# [What you are asked to do]
All entries should be output exactly as they stand.

::::::

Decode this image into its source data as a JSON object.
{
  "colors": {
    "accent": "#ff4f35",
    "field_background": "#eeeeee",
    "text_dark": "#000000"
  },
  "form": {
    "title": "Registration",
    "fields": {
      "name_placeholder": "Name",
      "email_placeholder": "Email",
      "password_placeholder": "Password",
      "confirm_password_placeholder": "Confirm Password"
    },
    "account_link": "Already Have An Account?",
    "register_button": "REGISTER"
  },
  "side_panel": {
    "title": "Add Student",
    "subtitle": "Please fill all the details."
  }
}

::::::

# [Task output]
Decode this image into its source data as a JSON object.
{
  "colors": {
    "accent": "#ff4f35",
    "field_background": "#eeeeee",
    "text_dark": "#000000"
  },
  "form": {
    "title": "Registration",
    "fields": {
      "name_placeholder": "Name",
      "email_placeholder": "Email",
      "password_placeholder": "Password",
      "confirm_password_placeholder": "Confirm Password"
    },
    "account_link": "Already Have An Account?",
    "register_button": "REGISTER"
  },
  "side_panel": {
    "title": "Add Student",
    "subtitle": "Please fill all the details."
  }
}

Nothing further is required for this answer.